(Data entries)
....................

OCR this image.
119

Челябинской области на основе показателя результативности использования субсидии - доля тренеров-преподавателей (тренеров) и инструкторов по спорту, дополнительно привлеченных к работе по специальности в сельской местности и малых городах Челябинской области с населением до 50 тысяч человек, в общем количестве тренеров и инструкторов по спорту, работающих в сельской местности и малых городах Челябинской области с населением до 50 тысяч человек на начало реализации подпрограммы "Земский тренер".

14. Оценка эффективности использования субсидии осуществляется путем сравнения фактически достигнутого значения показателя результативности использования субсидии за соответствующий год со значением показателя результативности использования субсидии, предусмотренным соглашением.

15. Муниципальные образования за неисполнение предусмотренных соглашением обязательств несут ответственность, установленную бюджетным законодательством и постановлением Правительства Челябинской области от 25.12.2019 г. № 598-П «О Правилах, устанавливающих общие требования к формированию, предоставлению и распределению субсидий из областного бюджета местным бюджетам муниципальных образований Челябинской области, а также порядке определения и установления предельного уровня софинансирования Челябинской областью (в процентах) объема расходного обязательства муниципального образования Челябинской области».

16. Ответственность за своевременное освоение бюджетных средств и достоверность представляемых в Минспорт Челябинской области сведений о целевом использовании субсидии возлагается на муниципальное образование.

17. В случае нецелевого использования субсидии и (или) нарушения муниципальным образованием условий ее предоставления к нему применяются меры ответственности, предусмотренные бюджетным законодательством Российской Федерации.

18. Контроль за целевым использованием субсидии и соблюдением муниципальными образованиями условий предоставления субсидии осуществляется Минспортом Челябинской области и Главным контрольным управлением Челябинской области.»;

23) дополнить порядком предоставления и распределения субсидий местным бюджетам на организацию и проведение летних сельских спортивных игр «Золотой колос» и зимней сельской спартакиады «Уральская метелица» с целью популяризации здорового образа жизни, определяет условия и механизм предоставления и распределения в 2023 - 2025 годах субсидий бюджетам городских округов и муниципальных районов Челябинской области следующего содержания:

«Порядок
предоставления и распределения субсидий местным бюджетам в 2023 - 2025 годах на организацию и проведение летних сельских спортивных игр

....................

JOB
Say how many lines in the records above hold "распределения", and give no other text.

OUTPUT BELOW
2